Exercise details: Check each line of the records below and collect those holding "label".

##########

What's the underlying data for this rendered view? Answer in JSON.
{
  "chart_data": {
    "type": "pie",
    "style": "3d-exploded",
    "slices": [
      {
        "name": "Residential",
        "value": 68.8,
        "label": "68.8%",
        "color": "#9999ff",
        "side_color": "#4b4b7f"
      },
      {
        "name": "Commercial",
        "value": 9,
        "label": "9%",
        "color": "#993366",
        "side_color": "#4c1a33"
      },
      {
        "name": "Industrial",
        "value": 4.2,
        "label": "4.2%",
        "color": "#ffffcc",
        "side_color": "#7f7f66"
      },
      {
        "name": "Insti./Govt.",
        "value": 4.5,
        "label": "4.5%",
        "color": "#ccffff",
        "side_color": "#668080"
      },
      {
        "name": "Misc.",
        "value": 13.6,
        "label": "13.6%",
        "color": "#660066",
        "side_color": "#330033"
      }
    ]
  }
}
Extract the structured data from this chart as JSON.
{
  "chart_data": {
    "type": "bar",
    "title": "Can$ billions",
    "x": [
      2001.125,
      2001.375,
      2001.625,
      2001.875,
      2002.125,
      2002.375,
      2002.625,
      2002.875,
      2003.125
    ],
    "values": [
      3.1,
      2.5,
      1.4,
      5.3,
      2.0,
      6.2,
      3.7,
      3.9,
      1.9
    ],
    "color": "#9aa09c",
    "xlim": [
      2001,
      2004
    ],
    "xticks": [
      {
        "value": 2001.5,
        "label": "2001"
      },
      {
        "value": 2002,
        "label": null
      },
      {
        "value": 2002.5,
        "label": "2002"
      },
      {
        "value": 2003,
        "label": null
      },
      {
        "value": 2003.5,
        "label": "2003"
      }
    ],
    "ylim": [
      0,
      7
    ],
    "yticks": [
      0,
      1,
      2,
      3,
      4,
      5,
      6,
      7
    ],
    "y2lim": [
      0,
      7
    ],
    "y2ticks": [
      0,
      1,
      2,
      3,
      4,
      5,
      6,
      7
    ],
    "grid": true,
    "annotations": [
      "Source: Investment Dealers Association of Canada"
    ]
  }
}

##########

Answer to the exercise:
        "label": "68.8%",
        "label": "9%",
        "label": "4.2%",
        "label": "4.5%",
        "label": "13.6%",
        "label": "2001"
        "label": null
        "label": "2002"
        "label": null
        "label": "2003"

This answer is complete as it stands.